**Цель задания**: Перепишите без изменений строки данных, начиная со строки с «registration-mark-bottom [219,534,226,541]» и до самого конца данных, включая обе крайние строки.

###

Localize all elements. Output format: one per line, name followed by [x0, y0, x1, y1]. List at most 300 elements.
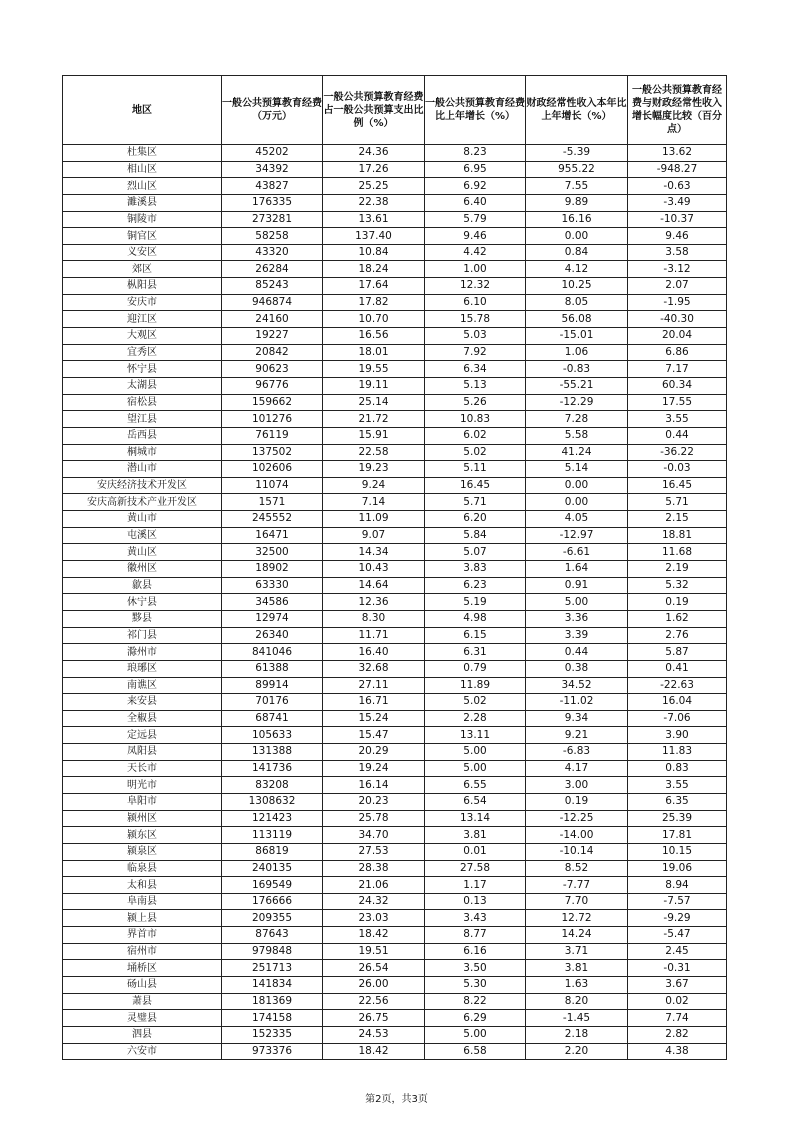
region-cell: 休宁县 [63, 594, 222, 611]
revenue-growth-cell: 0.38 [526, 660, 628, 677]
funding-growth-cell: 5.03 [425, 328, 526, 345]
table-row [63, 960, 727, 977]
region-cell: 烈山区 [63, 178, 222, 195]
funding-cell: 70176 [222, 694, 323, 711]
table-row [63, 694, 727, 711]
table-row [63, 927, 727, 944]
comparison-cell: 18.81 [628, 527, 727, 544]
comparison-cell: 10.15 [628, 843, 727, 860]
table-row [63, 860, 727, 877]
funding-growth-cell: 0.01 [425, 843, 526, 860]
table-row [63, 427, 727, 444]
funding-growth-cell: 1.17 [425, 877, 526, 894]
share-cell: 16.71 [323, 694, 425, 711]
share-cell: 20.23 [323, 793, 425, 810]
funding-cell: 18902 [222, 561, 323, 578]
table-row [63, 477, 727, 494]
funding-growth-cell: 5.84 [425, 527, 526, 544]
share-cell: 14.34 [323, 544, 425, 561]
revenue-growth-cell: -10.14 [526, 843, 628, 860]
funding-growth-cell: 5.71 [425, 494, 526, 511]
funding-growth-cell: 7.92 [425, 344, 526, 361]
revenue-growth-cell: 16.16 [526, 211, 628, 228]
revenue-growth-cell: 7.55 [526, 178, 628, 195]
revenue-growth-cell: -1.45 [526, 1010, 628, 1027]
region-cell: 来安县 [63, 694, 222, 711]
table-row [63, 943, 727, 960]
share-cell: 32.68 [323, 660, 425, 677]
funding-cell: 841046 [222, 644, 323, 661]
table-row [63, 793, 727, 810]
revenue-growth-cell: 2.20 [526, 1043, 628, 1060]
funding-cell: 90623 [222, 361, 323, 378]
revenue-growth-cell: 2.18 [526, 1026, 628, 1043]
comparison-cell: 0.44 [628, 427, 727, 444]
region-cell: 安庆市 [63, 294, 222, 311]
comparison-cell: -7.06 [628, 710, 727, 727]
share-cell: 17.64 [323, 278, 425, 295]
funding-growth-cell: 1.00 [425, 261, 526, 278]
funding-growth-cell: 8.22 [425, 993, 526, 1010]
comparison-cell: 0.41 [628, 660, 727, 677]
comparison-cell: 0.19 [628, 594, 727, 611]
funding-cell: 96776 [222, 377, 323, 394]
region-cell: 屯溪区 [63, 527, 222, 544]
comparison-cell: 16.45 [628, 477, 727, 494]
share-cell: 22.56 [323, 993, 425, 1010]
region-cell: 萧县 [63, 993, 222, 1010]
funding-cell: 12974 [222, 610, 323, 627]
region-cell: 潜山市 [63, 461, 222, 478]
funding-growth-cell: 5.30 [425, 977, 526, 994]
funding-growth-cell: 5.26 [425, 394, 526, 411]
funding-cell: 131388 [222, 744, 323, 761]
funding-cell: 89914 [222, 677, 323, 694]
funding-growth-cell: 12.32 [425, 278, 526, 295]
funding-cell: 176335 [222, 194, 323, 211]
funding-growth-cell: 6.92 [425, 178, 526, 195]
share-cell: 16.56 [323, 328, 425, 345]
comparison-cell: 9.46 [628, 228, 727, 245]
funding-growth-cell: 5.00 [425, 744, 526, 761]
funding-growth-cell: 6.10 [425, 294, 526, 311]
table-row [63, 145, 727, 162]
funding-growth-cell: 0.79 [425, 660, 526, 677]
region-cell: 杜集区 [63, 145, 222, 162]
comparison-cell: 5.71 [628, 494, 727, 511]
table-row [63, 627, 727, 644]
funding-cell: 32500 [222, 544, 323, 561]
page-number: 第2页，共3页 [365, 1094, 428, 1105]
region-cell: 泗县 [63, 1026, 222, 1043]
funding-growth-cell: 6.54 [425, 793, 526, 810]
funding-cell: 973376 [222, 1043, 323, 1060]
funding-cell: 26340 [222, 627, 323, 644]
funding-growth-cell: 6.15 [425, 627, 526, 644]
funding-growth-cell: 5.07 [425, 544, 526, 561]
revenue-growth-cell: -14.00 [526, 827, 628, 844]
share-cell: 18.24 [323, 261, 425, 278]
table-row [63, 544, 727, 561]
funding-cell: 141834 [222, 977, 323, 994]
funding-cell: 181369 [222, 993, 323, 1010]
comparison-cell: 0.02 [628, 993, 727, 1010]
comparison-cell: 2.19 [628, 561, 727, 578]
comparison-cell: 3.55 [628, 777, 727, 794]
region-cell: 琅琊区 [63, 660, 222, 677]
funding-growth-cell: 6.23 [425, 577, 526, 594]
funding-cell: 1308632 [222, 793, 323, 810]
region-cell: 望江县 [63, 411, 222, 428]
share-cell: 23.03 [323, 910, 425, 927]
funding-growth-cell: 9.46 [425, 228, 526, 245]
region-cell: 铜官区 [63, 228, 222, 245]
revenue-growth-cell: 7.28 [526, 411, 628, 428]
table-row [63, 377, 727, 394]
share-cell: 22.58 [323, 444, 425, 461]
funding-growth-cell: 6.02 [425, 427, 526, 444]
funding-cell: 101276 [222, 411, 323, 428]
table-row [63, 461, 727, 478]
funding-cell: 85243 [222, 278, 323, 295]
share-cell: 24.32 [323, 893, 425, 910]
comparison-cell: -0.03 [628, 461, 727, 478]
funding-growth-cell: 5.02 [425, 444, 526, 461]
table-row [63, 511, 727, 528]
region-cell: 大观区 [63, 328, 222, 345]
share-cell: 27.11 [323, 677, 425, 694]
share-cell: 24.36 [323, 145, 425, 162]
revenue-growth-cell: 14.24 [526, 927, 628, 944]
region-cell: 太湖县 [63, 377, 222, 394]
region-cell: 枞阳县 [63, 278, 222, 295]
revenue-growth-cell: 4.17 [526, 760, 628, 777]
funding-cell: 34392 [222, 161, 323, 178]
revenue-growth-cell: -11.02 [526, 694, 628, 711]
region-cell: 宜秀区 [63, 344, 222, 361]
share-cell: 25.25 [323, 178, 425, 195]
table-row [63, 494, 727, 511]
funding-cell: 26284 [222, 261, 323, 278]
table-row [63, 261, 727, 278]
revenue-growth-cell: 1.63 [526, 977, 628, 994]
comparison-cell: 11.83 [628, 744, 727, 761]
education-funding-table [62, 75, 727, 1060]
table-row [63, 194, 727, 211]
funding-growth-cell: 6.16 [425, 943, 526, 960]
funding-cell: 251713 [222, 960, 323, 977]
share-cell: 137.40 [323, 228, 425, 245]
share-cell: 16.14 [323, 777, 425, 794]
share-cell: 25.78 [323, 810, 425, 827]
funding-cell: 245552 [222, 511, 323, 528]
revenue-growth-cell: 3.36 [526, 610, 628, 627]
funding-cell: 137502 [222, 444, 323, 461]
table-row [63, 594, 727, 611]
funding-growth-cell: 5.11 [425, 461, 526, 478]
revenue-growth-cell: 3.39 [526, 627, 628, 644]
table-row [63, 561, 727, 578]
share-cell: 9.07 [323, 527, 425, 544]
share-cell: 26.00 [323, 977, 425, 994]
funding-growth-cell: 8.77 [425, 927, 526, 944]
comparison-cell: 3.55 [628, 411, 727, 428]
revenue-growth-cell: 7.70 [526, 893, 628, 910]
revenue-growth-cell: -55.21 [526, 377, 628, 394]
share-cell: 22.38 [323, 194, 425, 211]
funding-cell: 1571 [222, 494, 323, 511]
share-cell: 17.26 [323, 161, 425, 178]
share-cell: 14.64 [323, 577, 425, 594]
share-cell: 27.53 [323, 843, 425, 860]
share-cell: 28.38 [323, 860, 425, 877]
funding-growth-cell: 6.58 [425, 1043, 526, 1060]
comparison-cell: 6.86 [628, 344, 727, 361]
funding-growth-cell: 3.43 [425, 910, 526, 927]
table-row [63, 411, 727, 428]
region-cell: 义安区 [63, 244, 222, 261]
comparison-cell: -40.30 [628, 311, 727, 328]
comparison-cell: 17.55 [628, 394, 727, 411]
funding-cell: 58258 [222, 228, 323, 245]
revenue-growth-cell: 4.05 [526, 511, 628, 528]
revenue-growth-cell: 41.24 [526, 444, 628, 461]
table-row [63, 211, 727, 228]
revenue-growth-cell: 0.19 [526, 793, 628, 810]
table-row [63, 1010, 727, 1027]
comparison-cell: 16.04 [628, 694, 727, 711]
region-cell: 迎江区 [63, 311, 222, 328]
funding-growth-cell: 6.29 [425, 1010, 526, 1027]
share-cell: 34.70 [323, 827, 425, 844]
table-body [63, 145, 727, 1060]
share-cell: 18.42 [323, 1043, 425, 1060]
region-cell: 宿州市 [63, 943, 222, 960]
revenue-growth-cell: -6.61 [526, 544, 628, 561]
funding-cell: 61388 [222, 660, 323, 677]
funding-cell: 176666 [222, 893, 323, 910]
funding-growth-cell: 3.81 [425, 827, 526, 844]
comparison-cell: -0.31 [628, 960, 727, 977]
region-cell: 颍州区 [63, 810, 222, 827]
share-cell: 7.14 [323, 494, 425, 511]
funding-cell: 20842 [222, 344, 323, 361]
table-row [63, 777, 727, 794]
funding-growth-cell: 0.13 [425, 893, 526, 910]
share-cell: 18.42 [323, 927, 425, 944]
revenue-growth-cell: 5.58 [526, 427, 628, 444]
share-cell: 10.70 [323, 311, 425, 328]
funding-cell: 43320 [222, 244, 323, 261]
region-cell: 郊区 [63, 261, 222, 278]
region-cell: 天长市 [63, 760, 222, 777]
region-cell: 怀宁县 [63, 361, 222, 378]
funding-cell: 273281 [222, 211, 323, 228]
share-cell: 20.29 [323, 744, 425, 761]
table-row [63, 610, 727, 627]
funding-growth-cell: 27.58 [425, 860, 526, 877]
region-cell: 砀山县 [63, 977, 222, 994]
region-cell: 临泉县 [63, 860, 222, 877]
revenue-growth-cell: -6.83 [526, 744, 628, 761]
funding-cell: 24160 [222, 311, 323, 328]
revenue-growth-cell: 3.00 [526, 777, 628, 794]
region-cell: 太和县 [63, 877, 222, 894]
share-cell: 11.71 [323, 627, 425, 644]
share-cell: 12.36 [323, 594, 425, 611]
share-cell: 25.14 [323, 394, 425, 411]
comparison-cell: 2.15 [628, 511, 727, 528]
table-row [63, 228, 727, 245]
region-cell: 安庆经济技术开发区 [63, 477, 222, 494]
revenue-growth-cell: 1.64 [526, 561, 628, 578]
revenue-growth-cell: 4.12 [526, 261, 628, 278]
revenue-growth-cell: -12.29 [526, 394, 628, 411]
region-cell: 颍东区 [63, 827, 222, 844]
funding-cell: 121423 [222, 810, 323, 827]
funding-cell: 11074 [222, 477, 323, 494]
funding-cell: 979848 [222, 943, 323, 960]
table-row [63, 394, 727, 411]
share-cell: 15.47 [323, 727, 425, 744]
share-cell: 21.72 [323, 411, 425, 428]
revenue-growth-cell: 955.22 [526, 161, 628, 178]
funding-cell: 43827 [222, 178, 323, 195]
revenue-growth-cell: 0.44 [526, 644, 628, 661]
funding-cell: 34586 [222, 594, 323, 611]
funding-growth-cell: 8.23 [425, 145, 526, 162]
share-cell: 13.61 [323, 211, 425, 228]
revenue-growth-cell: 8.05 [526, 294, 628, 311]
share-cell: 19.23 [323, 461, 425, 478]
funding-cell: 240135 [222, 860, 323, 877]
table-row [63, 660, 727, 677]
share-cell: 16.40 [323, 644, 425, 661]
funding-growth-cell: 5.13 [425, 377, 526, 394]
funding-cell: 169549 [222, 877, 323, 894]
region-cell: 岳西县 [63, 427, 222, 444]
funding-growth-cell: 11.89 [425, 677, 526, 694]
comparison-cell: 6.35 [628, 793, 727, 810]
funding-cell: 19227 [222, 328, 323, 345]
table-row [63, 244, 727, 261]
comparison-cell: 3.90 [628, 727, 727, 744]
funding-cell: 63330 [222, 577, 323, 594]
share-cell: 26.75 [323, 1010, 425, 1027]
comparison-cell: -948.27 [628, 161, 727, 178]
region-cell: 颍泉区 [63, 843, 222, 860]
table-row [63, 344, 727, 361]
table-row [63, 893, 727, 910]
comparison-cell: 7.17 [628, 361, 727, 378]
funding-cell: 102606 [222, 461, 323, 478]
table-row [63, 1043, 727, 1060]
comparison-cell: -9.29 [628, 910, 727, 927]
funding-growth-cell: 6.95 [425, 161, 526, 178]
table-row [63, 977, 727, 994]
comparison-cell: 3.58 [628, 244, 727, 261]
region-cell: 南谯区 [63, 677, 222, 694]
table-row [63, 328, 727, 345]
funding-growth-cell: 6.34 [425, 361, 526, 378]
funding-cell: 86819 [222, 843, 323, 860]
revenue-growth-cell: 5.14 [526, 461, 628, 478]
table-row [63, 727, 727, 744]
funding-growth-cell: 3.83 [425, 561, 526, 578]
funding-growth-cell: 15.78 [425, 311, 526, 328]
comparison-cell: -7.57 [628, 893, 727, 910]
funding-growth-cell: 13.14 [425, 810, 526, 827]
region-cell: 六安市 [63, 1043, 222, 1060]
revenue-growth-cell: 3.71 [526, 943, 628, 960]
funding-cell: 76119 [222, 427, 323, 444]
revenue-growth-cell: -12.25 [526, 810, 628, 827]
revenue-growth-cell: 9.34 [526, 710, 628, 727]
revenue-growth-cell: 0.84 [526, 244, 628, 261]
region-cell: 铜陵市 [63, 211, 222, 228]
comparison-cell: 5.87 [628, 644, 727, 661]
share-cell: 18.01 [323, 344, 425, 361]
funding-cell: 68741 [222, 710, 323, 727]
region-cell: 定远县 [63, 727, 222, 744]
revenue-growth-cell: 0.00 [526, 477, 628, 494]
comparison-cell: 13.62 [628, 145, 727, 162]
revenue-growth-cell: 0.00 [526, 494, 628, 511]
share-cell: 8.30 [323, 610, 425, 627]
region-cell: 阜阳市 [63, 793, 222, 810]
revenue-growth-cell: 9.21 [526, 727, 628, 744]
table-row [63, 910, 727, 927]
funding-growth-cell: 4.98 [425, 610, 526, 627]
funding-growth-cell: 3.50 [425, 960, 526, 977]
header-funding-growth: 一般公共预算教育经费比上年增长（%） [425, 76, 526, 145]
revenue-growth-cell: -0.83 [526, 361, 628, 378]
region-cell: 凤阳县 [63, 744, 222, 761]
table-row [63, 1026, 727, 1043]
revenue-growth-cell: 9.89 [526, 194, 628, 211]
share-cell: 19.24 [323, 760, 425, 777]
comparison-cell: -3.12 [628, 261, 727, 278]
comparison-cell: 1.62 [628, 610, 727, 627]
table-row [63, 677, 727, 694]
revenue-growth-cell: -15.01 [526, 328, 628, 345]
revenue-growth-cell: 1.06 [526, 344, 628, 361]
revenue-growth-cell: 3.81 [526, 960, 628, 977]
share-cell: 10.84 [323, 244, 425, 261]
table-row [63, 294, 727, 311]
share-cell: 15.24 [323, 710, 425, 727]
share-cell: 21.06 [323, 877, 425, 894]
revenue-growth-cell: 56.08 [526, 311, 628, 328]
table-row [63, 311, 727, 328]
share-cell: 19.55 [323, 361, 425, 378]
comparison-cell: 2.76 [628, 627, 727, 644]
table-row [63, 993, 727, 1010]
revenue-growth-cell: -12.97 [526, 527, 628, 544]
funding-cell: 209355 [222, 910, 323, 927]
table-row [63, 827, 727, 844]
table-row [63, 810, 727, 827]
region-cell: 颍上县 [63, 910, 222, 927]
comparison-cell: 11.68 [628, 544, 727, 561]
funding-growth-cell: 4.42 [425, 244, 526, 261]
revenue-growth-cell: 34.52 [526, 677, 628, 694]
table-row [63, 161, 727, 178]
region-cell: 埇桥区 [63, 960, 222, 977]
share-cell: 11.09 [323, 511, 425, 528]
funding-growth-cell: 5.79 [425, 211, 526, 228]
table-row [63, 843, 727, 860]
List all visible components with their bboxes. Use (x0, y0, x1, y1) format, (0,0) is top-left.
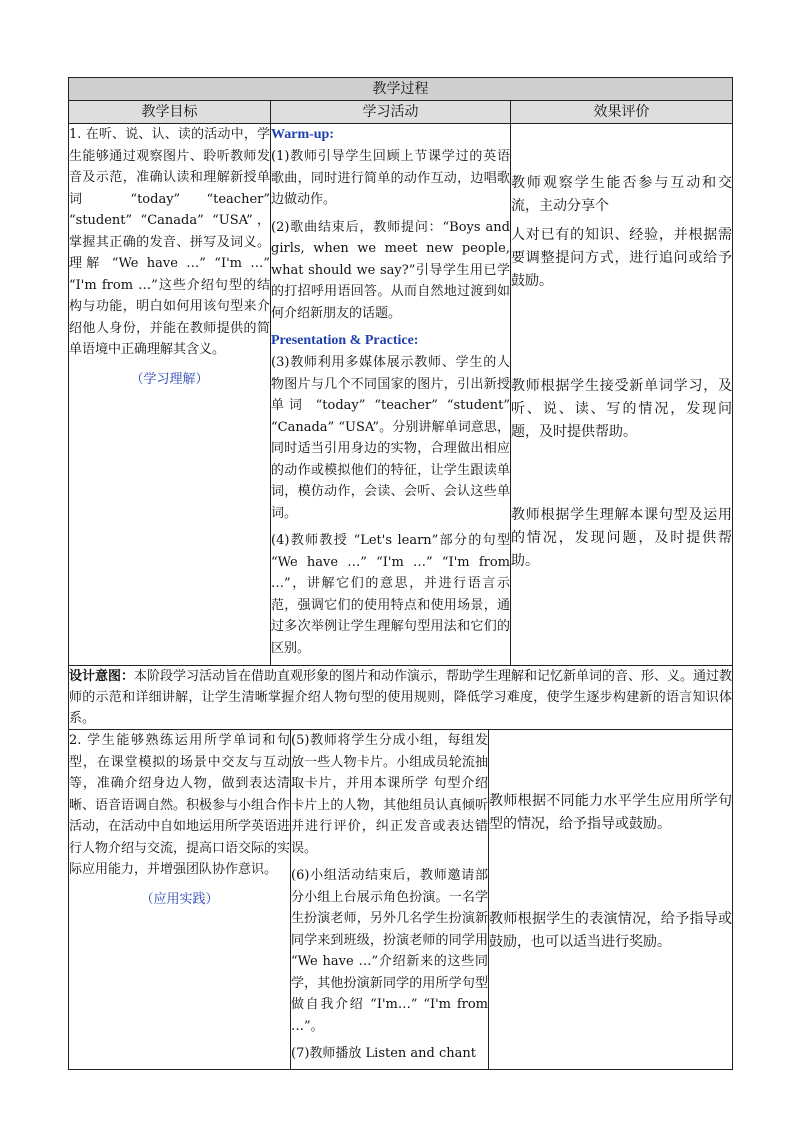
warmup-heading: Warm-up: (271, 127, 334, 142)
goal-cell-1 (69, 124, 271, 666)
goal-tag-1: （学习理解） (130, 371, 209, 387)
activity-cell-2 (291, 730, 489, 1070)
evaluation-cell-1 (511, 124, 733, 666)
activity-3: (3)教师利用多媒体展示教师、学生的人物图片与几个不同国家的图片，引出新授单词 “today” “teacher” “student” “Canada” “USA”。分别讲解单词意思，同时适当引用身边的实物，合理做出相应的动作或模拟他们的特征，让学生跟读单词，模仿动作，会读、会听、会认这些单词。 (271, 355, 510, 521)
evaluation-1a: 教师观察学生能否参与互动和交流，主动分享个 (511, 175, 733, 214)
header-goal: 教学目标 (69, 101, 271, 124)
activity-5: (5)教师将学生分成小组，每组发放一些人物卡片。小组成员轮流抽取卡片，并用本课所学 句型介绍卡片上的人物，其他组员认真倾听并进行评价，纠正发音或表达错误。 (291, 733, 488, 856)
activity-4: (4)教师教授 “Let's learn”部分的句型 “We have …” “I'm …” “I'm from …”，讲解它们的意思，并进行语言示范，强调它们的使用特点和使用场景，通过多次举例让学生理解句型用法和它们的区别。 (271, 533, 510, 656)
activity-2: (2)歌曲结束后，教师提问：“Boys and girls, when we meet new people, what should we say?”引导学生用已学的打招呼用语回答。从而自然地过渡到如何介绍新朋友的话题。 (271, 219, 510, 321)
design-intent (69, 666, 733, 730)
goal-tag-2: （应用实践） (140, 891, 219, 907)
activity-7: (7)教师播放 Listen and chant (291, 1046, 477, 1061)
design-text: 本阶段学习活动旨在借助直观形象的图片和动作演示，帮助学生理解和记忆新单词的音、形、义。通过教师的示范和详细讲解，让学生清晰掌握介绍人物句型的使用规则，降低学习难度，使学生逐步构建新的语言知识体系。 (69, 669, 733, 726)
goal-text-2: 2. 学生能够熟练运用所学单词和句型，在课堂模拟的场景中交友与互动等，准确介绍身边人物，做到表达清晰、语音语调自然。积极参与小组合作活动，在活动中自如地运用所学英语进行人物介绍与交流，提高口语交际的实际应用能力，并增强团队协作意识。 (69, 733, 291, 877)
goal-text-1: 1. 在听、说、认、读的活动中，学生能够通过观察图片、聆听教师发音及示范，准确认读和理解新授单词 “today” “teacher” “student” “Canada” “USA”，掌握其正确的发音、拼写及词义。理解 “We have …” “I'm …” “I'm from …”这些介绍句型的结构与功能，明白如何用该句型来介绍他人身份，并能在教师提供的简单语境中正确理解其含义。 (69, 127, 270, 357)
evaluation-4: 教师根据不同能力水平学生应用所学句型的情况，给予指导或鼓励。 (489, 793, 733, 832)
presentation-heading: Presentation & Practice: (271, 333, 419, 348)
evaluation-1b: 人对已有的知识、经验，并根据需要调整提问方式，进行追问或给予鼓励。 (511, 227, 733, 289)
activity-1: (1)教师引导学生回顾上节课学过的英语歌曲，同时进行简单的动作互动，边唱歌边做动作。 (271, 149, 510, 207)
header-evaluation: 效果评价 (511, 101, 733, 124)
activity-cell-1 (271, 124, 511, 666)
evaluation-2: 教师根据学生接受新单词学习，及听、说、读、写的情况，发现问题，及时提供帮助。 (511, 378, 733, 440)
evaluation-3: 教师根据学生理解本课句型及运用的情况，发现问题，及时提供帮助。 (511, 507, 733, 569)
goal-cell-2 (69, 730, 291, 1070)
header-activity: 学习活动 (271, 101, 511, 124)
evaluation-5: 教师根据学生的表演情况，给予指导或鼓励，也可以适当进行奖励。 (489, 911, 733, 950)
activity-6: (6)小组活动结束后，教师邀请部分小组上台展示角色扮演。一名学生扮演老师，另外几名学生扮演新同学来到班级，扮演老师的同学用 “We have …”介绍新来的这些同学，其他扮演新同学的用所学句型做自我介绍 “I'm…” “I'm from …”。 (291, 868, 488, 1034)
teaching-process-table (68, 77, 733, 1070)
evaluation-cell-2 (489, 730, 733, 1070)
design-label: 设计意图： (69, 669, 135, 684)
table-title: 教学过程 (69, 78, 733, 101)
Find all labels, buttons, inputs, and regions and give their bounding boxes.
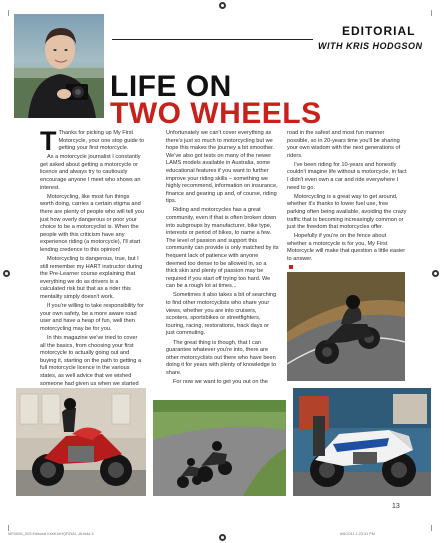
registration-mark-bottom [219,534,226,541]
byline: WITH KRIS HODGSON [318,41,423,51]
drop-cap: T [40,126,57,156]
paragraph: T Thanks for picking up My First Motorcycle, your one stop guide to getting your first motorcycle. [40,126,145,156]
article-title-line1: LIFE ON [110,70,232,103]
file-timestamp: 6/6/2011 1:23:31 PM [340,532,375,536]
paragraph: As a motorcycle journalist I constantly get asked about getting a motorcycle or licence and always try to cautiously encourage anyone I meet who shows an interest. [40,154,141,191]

###

**Полный ответ**:
registration-mark-bottom [219,534,226,541]
byline: WITH KRIS HODGSON [318,41,423,51]
drop-cap: T [40,126,57,156]
paragraph: T Thanks for picking up My First Motorcycle, your one stop guide to getting your first motorcycle. [40,126,145,156]
article-title-line1: LIFE ON [110,70,232,103]
file-timestamp: 6/6/2011 1:23:31 PM [340,532,375,536]
paragraph: As a motorcycle journalist I constantly get asked about getting a motorcycle or licence and always try to cautiously encourage anyone I meet who shows an interest. [40,154,141,191]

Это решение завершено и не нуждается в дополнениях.